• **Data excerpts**

----------

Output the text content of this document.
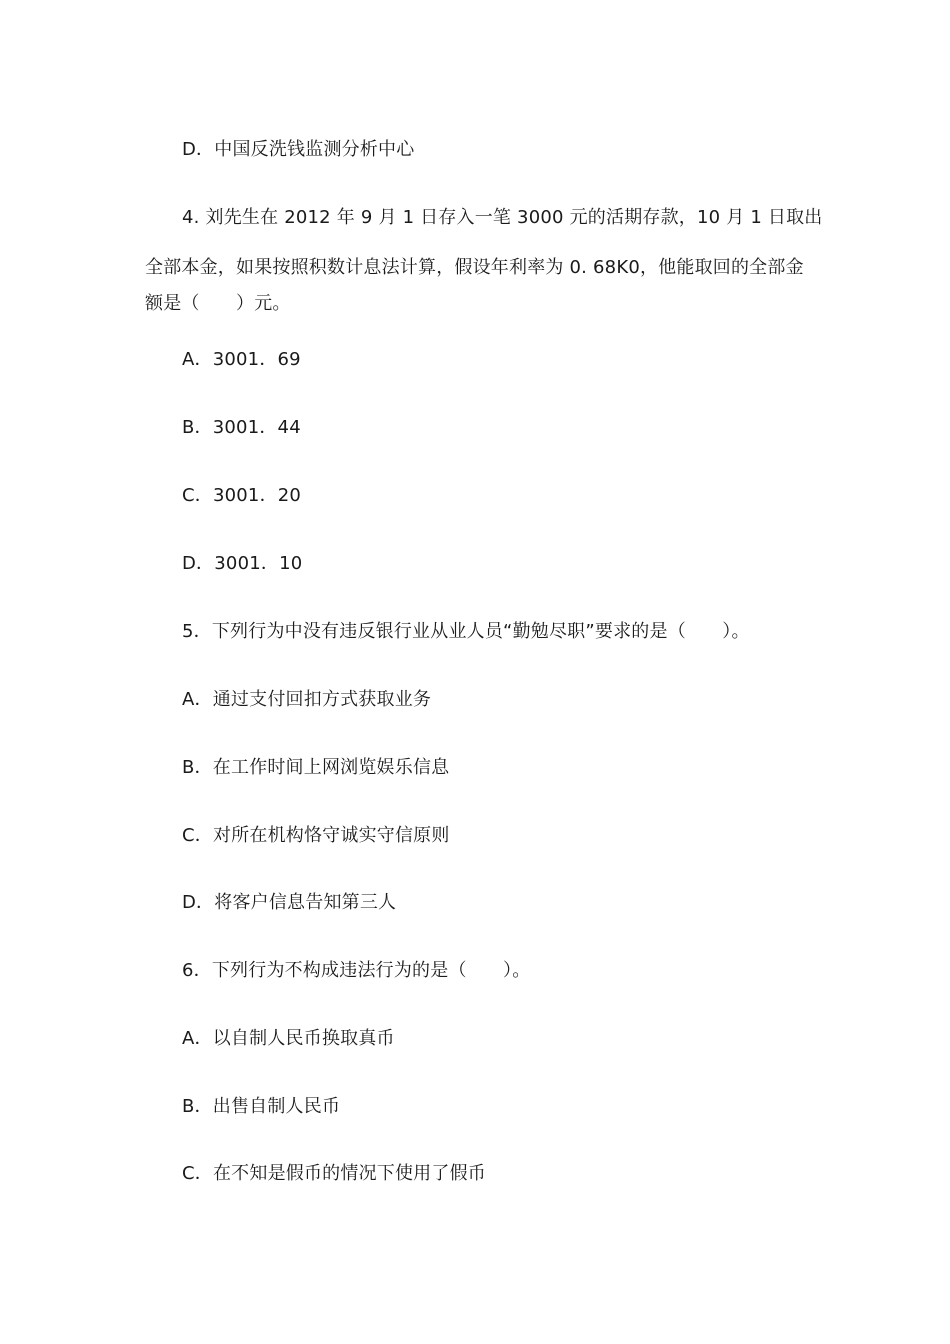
D．中国反洗钱监测分析中心
4. 刘先生在 2012 年 9 月 1 日存入一笔 3000 元的活期存款，10 月 1 日取出
全部本金，如果按照积数计息法计算，假设年利率为 0. 68K0，他能取回的全部金
额是（　　）元。
A．3001．69
B．3001．44
C．3001．20
D．3001．10
5．下列行为中没有违反银行业从业人员“勤勉尽职”要求的是（　　）。
A．通过支付回扣方式获取业务
B．在工作时间上网浏览娱乐信息
C．对所在机构恪守诚实守信原则
D．将客户信息告知第三人
6．下列行为不构成违法行为的是（　　）。
A．以自制人民币换取真币
B．出售自制人民币
C．在不知是假币的情况下使用了假币
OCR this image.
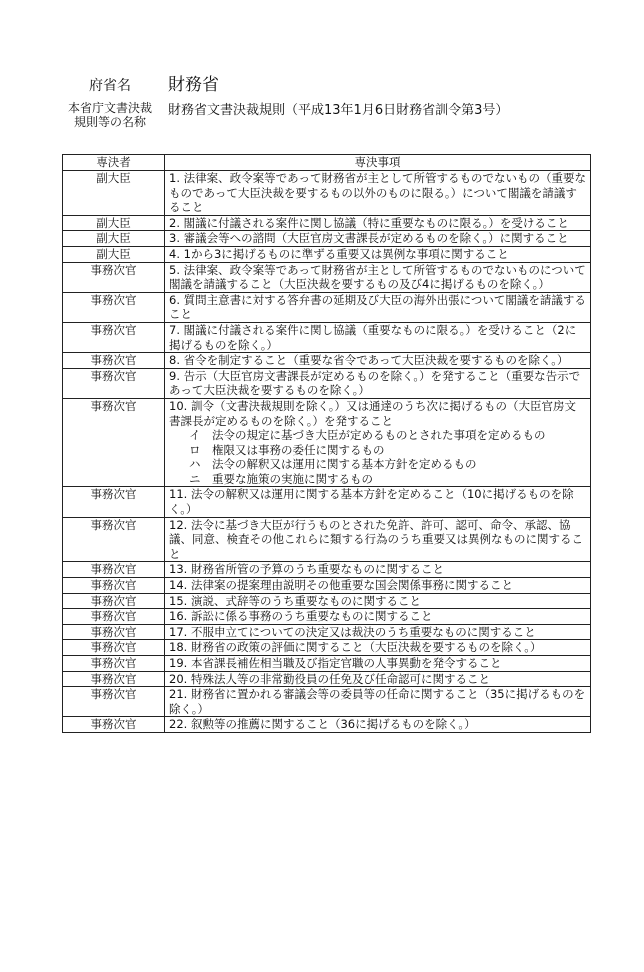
府省名	財務省
本省庁文書決裁
規則等の名称
財務省文書決裁規則（平成13年1月6日財務省訓令第3号）
専決者	専決事項
副大臣	1. 法律案、政令案等であって財務省が主として所管するものでないもの（重要なものであって大臣決裁を要するもの以外のものに限る。）について閣議を請議すること

副大臣	2. 閣議に付議される案件に関し協議（特に重要なものに限る。）を受けること

副大臣	3. 審議会等への諮問（大臣官房文書課長が定めるものを除く。）に関すること

副大臣	4. 1から3に掲げるものに準ずる重要又は異例な事項に関すること

事務次官	5. 法律案、政令案等であって財務省が主として所管するものでないものについて閣議を請議すること（大臣決裁を要するもの及び4に掲げるものを除く。）

事務次官	6. 質問主意書に対する答弁書の延期及び大臣の海外出張について閣議を請議すること

事務次官	7. 閣議に付議される案件に関し協議（重要なものに限る。）を受けること（2に掲げるものを除く。）

事務次官	8. 省令を制定すること（重要な省令であって大臣決裁を要するものを除く。）

事務次官	9. 告示（大臣官房文書課長が定めるものを除く。）を発すること（重要な告示であって大臣決裁を要するものを除く。）

事務次官	10. 訓令（文書決裁規則を除く。）又は通達のうち次に掲げるもの（大臣官房文書課長が定めるものを除く。）を発すること
イ　法令の規定に基づき大臣が定めるものとされた事項を定めるもの
ロ　権限又は事務の委任に関するもの
ハ　法令の解釈又は運用に関する基本方針を定めるもの
ニ　重要な施策の実施に関するもの

事務次官	11. 法令の解釈又は運用に関する基本方針を定めること（10に掲げるものを除く。）

事務次官	12. 法令に基づき大臣が行うものとされた免許、許可、認可、命令、承認、協議、同意、検査その他これらに類する行為のうち重要又は異例なものに関すること

事務次官	13. 財務省所管の予算のうち重要なものに関すること

事務次官	14. 法律案の提案理由説明その他重要な国会関係事務に関すること

事務次官	15. 演説、式辞等のうち重要なものに関すること

事務次官	16. 訴訟に係る事務のうち重要なものに関すること

事務次官	17. 不服申立てについての決定又は裁決のうち重要なものに関すること

事務次官	18. 財務省の政策の評価に関すること（大臣決裁を要するものを除く。）

事務次官	19. 本省課長補佐相当職及び指定官職の人事異動を発令すること

事務次官	20. 特殊法人等の非常勤役員の任免及び任命認可に関すること

事務次官	21. 財務省に置かれる審議会等の委員等の任命に関すること（35に掲げるものを除く。）

事務次官	22. 叙勲等の推薦に関すること（36に掲げるものを除く。）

----------

• **Directions for this task**
What do the lines above say from the line containing "OCR this image." through the last line? Quote them exactly, both ends included, and leave out the pictures.

• **Answer to the exercise**
OCR this image.
府省名	財務省
本省庁文書決裁
規則等の名称
財務省文書決裁規則（平成13年1月6日財務省訓令第3号）
専決者	専決事項
副大臣	1. 法律案、政令案等であって財務省が主として所管するものでないもの（重要なものであって大臣決裁を要するもの以外のものに限る。）について閣議を請議すること

副大臣	2. 閣議に付議される案件に関し協議（特に重要なものに限る。）を受けること

副大臣	3. 審議会等への諮問（大臣官房文書課長が定めるものを除く。）に関すること

副大臣	4. 1から3に掲げるものに準ずる重要又は異例な事項に関すること

事務次官	5. 法律案、政令案等であって財務省が主として所管するものでないものについて閣議を請議すること（大臣決裁を要するもの及び4に掲げるものを除く。）

事務次官	6. 質問主意書に対する答弁書の延期及び大臣の海外出張について閣議を請議すること

事務次官	7. 閣議に付議される案件に関し協議（重要なものに限る。）を受けること（2に掲げるものを除く。）

事務次官	8. 省令を制定すること（重要な省令であって大臣決裁を要するものを除く。）

事務次官	9. 告示（大臣官房文書課長が定めるものを除く。）を発すること（重要な告示であって大臣決裁を要するものを除く。）

事務次官	10. 訓令（文書決裁規則を除く。）又は通達のうち次に掲げるもの（大臣官房文書課長が定めるものを除く。）を発すること
イ　法令の規定に基づき大臣が定めるものとされた事項を定めるもの
ロ　権限又は事務の委任に関するもの
ハ　法令の解釈又は運用に関する基本方針を定めるもの
ニ　重要な施策の実施に関するもの

事務次官	11. 法令の解釈又は運用に関する基本方針を定めること（10に掲げるものを除く。）

事務次官	12. 法令に基づき大臣が行うものとされた免許、許可、認可、命令、承認、協議、同意、検査その他これらに類する行為のうち重要又は異例なものに関すること

事務次官	13. 財務省所管の予算のうち重要なものに関すること

事務次官	14. 法律案の提案理由説明その他重要な国会関係事務に関すること

事務次官	15. 演説、式辞等のうち重要なものに関すること

事務次官	16. 訴訟に係る事務のうち重要なものに関すること

事務次官	17. 不服申立てについての決定又は裁決のうち重要なものに関すること

事務次官	18. 財務省の政策の評価に関すること（大臣決裁を要するものを除く。）

事務次官	19. 本省課長補佐相当職及び指定官職の人事異動を発令すること

事務次官	20. 特殊法人等の非常勤役員の任免及び任命認可に関すること

事務次官	21. 財務省に置かれる審議会等の委員等の任命に関すること（35に掲げるものを除く。）

事務次官	22. 叙勲等の推薦に関すること（36に掲げるものを除く。）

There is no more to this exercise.